■ **Excerpted data**:
start

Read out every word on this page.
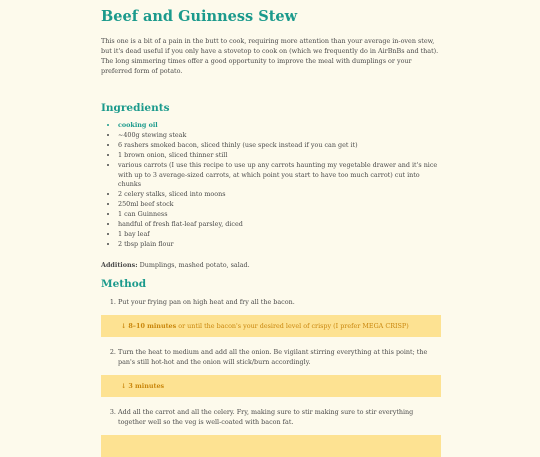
Beef and Guinness Stew

This one is a bit of a pain in the butt to cook, requiring more attention than your average in-oven stew, but it's dead useful if you only have a stovetop to cook on (which we frequently do in AirBnBs and that). The long simmering times offer a good opportunity to improve the meal with dumplings or your preferred form of potato.

Ingredients
• cooking oil
• ~400g stewing steak
• 6 rashers smoked bacon, sliced thinly (use speck instead if you can get it)
• 1 brown onion, sliced thinner still
• various carrots (I use this recipe to use up any carrots haunting my vegetable drawer and it's nice with up to 3 average-sized carrots, at which point you start to have too much carrot) cut into chunks
• 2 celery stalks, sliced into moons
• 250ml beef stock
• 1 can Guinness
• handful of fresh flat-leaf parsley, diced
• 1 bay leaf
• 2 tbsp plain flour

Additions: Dumplings, mashed potato, salad.

Method
1. Put your frying pan on high heat and fry all the bacon.
↓ 8–10 minutes or until the bacon's your desired level of crispy (I prefer MEGA CRISP)
2. Turn the heat to medium and add all the onion. Be vigilant stirring everything at this point; the pan's still hot-hot and the onion will stick/burn accordingly.
↓ 3 minutes
3. Add all the carrot and all the celery. Fry, making sure to stir making sure to stir everything together well so the veg is well-coated with bacon fat.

end

■ **Set problem**: Leave the pictures out and reproduce each record exactly as written.

■ **Solution to this task**:
Read out every word on this page.
Beef and Guinness Stew

This one is a bit of a pain in the butt to cook, requiring more attention than your average in-oven stew, but it's dead useful if you only have a stovetop to cook on (which we frequently do in AirBnBs and that). The long simmering times offer a good opportunity to improve the meal with dumplings or your preferred form of potato.

Ingredients
• cooking oil
• ~400g stewing steak
• 6 rashers smoked bacon, sliced thinly (use speck instead if you can get it)
• 1 brown onion, sliced thinner still
• various carrots (I use this recipe to use up any carrots haunting my vegetable drawer and it's nice with up to 3 average-sized carrots, at which point you start to have too much carrot) cut into chunks
• 2 celery stalks, sliced into moons
• 250ml beef stock
• 1 can Guinness
• handful of fresh flat-leaf parsley, diced
• 1 bay leaf
• 2 tbsp plain flour

Additions: Dumplings, mashed potato, salad.

Method
1. Put your frying pan on high heat and fry all the bacon.
↓ 8–10 minutes or until the bacon's your desired level of crispy (I prefer MEGA CRISP)
2. Turn the heat to medium and add all the onion. Be vigilant stirring everything at this point; the pan's still hot-hot and the onion will stick/burn accordingly.
↓ 3 minutes
3. Add all the carrot and all the celery. Fry, making sure to stir making sure to stir everything together well so the veg is well-coated with bacon fat.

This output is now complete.